-------- INFORMATION SHOWN
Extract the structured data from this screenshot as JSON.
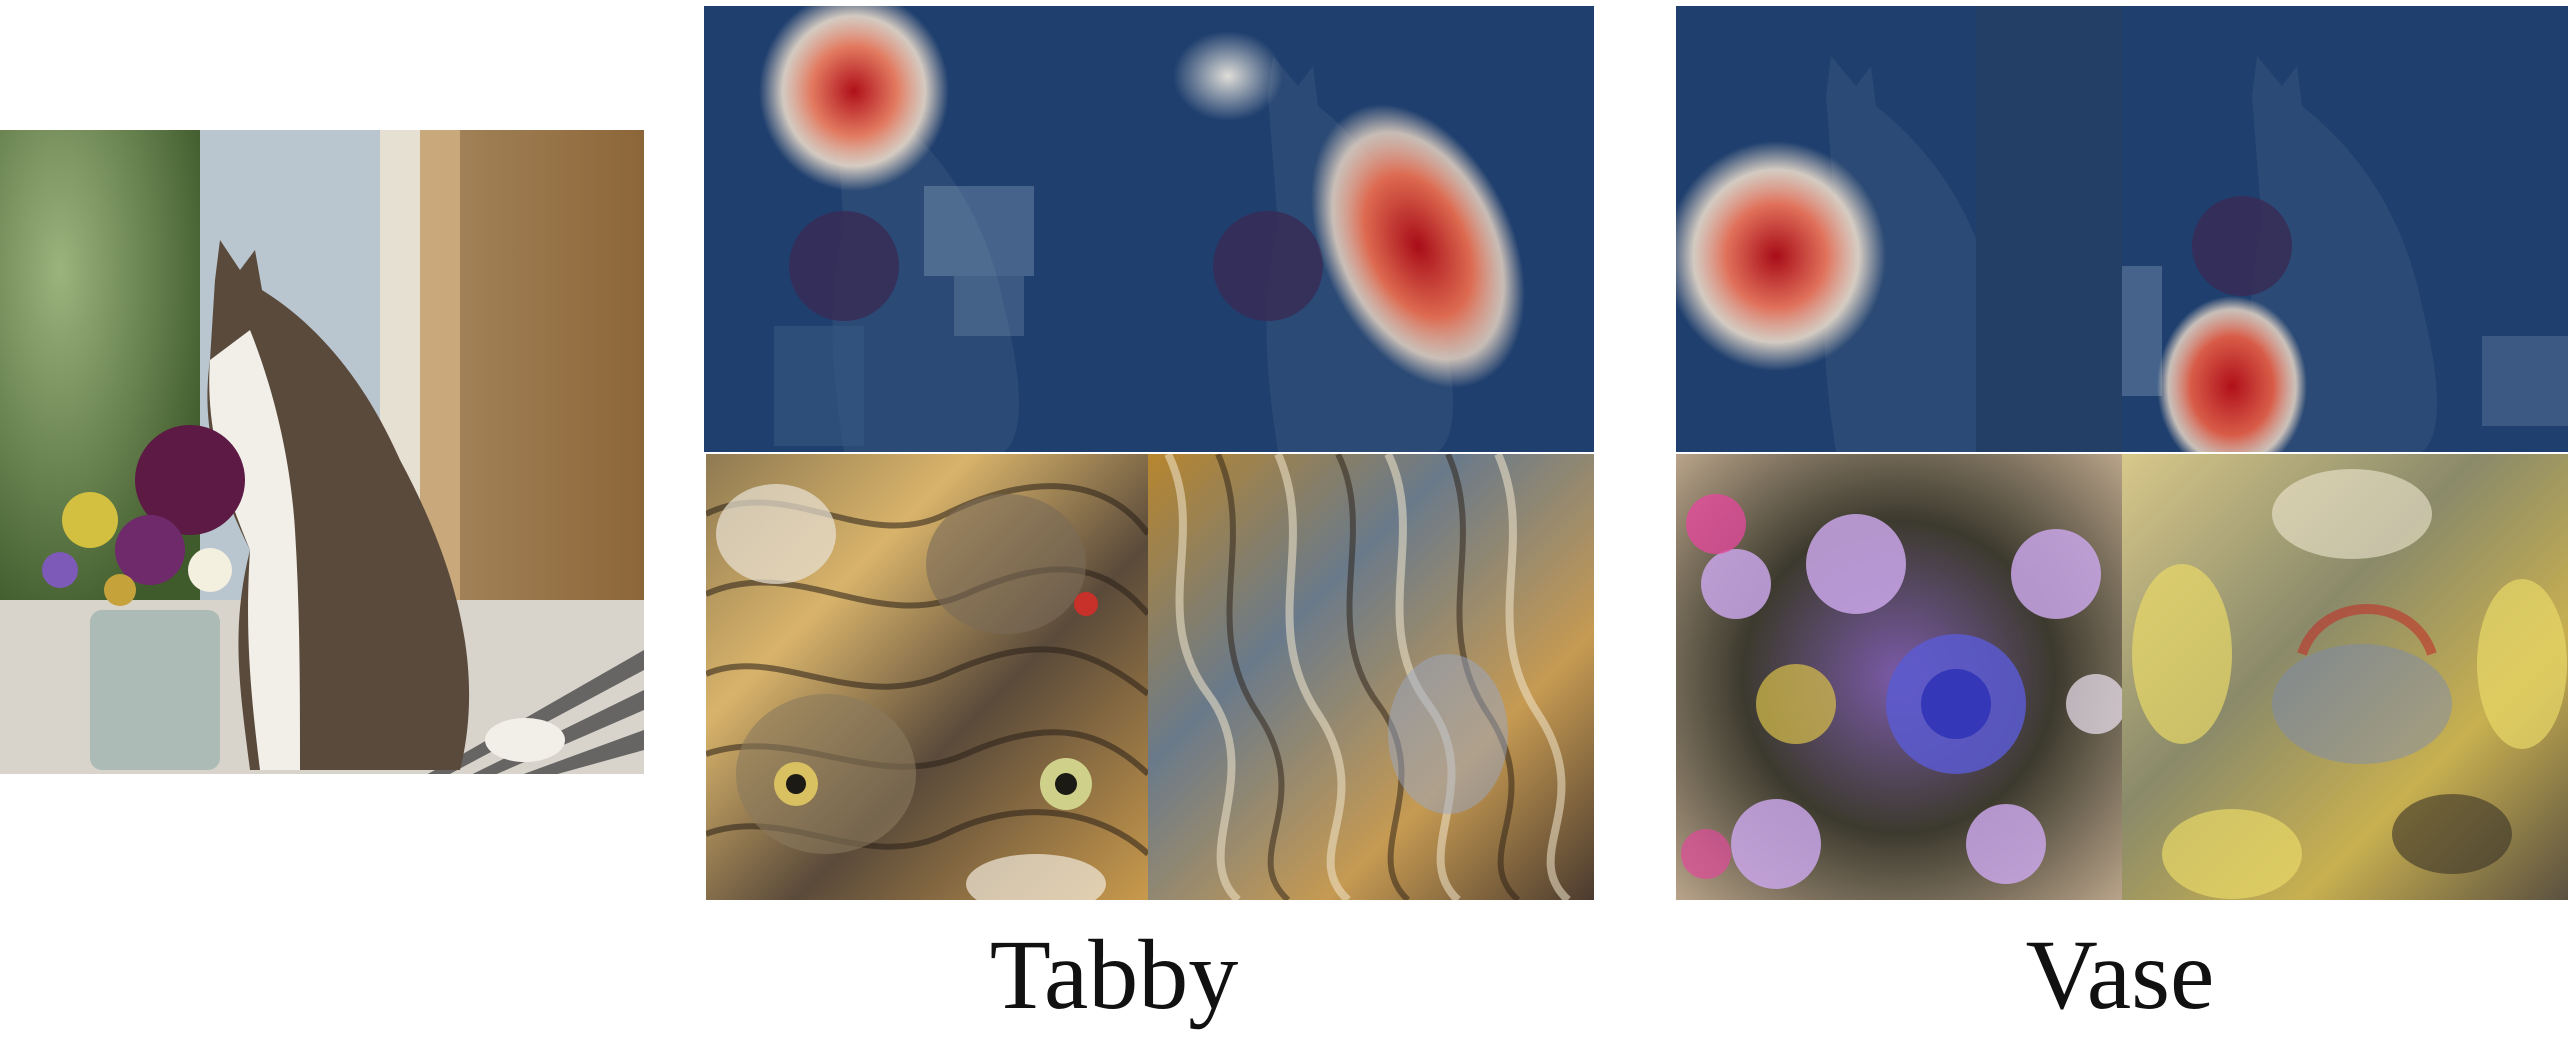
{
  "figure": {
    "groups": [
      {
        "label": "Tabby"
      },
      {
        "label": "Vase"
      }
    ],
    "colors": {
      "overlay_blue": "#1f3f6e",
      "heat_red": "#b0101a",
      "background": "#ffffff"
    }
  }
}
----------------
• WORK TO COMPLETE
Omit the pictures. Output every record above word for word.

• SOLUTION TO THIS PROBLEM
Extract the structured data from this screenshot as JSON.
{
  "figure": {
    "groups": [
      {
        "label": "Tabby"
      },
      {
        "label": "Vase"
      }
    ],
    "colors": {
      "overlay_blue": "#1f3f6e",
      "heat_red": "#b0101a",
      "background": "#ffffff"
    }
  }
}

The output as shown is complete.